_Dataset records_
★ ★ ★ ★ ★
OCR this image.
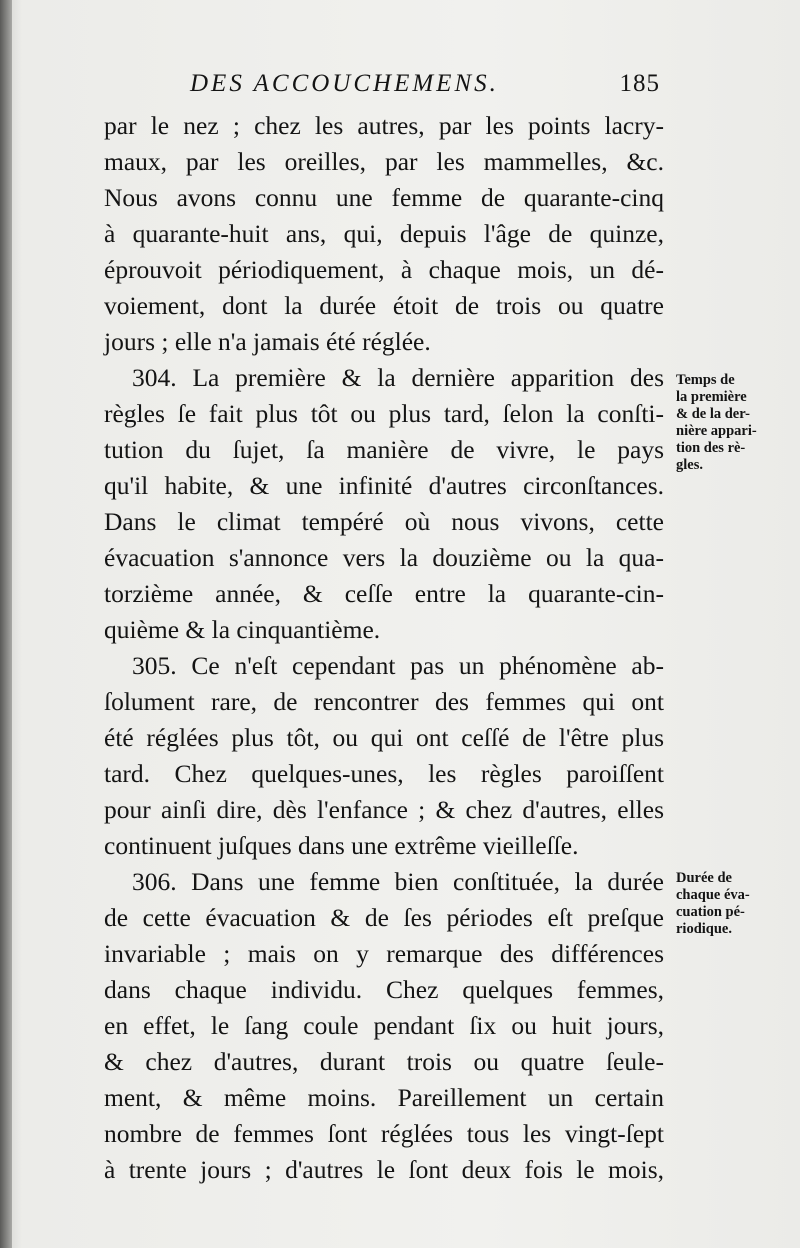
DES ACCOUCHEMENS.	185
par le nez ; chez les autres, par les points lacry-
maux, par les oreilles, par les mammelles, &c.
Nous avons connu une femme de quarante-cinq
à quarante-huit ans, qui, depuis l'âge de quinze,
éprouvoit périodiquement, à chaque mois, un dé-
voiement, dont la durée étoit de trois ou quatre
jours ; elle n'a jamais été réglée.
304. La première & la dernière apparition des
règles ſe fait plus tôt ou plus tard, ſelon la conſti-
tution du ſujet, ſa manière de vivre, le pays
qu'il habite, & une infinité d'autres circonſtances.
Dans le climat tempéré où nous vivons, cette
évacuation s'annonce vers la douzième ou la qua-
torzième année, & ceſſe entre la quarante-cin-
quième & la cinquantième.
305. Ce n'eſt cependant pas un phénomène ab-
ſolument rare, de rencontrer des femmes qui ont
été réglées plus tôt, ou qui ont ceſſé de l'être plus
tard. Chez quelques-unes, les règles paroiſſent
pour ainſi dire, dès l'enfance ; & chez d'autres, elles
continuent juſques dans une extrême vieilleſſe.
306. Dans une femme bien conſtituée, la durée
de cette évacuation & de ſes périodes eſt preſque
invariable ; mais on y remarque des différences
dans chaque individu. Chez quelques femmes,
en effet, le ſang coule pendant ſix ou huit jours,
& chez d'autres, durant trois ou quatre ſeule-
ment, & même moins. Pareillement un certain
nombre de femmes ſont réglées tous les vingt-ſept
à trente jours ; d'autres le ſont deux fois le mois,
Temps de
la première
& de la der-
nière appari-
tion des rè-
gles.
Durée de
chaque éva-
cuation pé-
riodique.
★ ★ ★ ★ ★
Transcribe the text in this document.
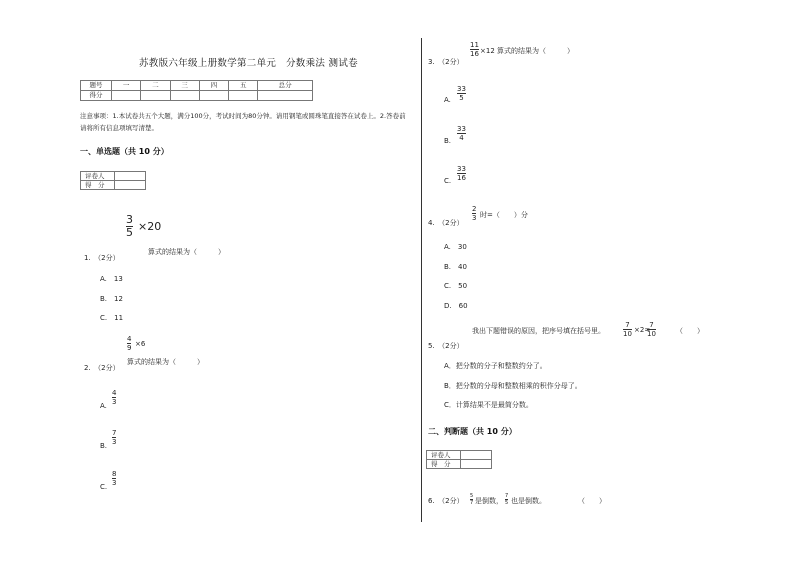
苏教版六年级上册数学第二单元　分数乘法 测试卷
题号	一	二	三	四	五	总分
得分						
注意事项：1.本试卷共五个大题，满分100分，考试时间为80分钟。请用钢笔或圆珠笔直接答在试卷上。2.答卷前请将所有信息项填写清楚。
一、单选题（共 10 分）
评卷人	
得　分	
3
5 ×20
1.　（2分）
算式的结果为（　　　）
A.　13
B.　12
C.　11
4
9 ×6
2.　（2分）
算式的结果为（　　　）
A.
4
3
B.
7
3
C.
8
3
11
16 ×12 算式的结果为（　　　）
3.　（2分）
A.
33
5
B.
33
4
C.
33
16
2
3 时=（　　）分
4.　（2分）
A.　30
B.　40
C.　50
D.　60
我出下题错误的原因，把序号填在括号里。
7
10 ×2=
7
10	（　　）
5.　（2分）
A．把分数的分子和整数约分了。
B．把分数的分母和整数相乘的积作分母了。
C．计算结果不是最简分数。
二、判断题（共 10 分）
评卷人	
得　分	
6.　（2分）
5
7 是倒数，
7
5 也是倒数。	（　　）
★ ★ ★ ★ ★
_OBJECTIVE_
From the records above, copy every line that holds the word "femmes".

_ANSWER BELOW_
ſolument rare, de rencontrer des femmes qui ont
dans chaque individu. Chez quelques femmes,
nombre de femmes ſont réglées tous les vingt-ſept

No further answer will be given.